## STATED TASK
Find each line in the following listing that has the string "Applicability", then state the count and nothing else.

## RECORDS FOR THE EXERCISE

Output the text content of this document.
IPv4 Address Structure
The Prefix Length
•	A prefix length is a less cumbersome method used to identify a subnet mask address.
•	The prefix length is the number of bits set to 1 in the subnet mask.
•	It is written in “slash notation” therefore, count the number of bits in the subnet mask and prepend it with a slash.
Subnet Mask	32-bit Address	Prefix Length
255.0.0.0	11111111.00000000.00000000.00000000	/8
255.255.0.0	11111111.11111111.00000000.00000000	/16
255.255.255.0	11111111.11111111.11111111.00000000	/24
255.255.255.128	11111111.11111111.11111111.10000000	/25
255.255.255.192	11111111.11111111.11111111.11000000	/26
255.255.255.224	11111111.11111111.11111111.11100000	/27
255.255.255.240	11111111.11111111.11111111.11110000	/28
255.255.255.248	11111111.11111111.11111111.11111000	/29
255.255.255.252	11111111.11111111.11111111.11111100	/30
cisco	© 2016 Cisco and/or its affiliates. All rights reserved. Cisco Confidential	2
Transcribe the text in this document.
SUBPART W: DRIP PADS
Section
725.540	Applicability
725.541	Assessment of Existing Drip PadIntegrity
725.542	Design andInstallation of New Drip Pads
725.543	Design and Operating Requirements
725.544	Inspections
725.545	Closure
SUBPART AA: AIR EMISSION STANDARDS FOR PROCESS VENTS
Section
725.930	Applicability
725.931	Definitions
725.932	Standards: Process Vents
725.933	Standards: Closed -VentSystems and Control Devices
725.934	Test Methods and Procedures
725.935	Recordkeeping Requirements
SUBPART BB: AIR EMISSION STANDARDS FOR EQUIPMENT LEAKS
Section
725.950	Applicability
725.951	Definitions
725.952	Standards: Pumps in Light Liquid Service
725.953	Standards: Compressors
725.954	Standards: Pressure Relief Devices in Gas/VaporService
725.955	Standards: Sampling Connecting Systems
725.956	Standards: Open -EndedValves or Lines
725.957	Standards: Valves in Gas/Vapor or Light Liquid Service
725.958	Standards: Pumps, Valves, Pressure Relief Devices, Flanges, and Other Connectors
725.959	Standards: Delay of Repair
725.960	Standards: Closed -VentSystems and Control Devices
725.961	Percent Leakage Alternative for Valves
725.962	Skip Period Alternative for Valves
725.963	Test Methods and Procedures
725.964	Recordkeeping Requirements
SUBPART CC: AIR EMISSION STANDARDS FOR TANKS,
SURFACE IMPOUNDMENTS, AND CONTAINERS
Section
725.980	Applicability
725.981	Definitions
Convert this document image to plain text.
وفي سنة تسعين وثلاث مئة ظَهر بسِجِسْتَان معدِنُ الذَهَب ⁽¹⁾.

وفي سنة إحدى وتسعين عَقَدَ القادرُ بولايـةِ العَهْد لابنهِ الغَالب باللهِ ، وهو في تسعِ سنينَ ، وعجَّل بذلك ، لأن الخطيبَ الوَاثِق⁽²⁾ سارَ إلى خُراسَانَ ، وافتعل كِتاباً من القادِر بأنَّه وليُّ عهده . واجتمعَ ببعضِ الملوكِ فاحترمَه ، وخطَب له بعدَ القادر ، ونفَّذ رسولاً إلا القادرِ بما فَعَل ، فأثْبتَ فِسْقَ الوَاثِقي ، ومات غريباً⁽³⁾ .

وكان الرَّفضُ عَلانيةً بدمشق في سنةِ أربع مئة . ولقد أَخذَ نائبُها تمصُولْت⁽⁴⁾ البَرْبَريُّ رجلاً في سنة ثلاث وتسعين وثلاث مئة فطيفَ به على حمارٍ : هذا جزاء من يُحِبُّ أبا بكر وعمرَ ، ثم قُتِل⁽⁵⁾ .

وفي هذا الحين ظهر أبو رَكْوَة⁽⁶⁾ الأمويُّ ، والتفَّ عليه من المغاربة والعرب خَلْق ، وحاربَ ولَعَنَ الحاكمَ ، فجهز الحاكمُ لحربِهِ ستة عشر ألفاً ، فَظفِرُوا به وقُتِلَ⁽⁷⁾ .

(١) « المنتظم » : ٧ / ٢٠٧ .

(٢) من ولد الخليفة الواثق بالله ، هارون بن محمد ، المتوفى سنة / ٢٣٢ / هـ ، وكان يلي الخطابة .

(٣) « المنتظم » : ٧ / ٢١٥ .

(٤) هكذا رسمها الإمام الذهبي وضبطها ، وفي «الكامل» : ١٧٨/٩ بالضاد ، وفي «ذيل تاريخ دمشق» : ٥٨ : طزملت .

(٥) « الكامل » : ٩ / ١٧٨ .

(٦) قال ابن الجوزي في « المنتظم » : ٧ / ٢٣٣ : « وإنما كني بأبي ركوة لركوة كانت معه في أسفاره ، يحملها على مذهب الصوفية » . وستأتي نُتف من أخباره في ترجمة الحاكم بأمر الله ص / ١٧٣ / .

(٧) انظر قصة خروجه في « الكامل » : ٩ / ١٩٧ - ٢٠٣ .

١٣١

## SOLUTION TO THE PROBLEM
4